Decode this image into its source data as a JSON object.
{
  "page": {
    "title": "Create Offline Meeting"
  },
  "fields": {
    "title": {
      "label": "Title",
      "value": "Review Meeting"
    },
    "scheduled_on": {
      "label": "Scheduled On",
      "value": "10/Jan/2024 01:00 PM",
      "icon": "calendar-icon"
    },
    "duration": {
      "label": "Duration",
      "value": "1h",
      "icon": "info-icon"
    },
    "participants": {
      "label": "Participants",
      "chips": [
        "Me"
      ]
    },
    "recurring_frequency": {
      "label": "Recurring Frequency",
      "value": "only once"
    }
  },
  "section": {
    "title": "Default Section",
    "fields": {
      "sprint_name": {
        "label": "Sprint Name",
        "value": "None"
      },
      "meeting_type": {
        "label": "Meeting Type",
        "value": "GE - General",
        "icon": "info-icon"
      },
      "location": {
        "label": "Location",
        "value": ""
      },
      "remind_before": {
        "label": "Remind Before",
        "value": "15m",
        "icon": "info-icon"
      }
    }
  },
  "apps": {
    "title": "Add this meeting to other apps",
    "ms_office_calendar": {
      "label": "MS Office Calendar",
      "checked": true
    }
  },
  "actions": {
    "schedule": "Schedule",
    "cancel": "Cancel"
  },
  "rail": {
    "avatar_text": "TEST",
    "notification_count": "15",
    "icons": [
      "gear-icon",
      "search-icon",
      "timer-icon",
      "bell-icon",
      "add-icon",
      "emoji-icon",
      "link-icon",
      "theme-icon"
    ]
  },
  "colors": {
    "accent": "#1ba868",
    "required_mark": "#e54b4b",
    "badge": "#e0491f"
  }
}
***
— To be done —
Set all of the entries down again, exactly as they were given.

— Response to this task —
Decode this image into its source data as a JSON object.
{
  "page": {
    "title": "Create Offline Meeting"
  },
  "fields": {
    "title": {
      "label": "Title",
      "value": "Review Meeting"
    },
    "scheduled_on": {
      "label": "Scheduled On",
      "value": "10/Jan/2024 01:00 PM",
      "icon": "calendar-icon"
    },
    "duration": {
      "label": "Duration",
      "value": "1h",
      "icon": "info-icon"
    },
    "participants": {
      "label": "Participants",
      "chips": [
        "Me"
      ]
    },
    "recurring_frequency": {
      "label": "Recurring Frequency",
      "value": "only once"
    }
  },
  "section": {
    "title": "Default Section",
    "fields": {
      "sprint_name": {
        "label": "Sprint Name",
        "value": "None"
      },
      "meeting_type": {
        "label": "Meeting Type",
        "value": "GE - General",
        "icon": "info-icon"
      },
      "location": {
        "label": "Location",
        "value": ""
      },
      "remind_before": {
        "label": "Remind Before",
        "value": "15m",
        "icon": "info-icon"
      }
    }
  },
  "apps": {
    "title": "Add this meeting to other apps",
    "ms_office_calendar": {
      "label": "MS Office Calendar",
      "checked": true
    }
  },
  "actions": {
    "schedule": "Schedule",
    "cancel": "Cancel"
  },
  "rail": {
    "avatar_text": "TEST",
    "notification_count": "15",
    "icons": [
      "gear-icon",
      "search-icon",
      "timer-icon",
      "bell-icon",
      "add-icon",
      "emoji-icon",
      "link-icon",
      "theme-icon"
    ]
  },
  "colors": {
    "accent": "#1ba868",
    "required_mark": "#e54b4b",
    "badge": "#e0491f"
  }
}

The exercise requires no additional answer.